◆ THE DATA:
▬▬▬▬▬▬▬▬▬▬

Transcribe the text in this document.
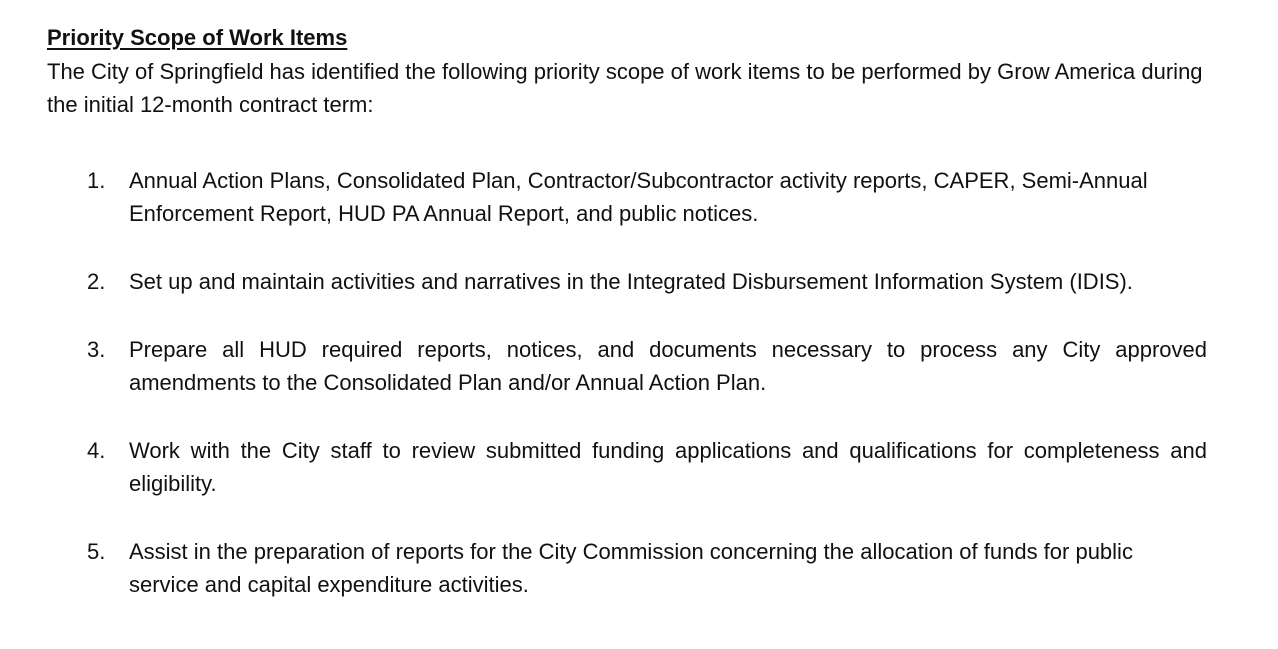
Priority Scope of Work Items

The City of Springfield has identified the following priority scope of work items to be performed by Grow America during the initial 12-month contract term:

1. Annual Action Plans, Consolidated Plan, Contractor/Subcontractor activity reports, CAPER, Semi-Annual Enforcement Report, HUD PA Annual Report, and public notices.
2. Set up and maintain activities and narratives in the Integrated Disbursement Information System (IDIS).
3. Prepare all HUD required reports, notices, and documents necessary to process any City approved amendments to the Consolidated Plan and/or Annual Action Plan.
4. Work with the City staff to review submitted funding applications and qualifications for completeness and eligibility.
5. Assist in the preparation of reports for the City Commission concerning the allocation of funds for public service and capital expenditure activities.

▬▬▬▬▬▬▬▬▬▬

◆ WHAT IS ASKED:
Write out the entries above verbatim; the pictures do not belong in your copy.

◆ RESPONSE TO THIS TASK:
Transcribe the text in this document.
Priority Scope of Work Items

The City of Springfield has identified the following priority scope of work items to be performed by Grow America during the initial 12-month contract term:

1. Annual Action Plans, Consolidated Plan, Contractor/Subcontractor activity reports, CAPER, Semi-Annual Enforcement Report, HUD PA Annual Report, and public notices.
2. Set up and maintain activities and narratives in the Integrated Disbursement Information System (IDIS).
3. Prepare all HUD required reports, notices, and documents necessary to process any City approved amendments to the Consolidated Plan and/or Annual Action Plan.
4. Work with the City staff to review submitted funding applications and qualifications for completeness and eligibility.
5. Assist in the preparation of reports for the City Commission concerning the allocation of funds for public service and capital expenditure activities.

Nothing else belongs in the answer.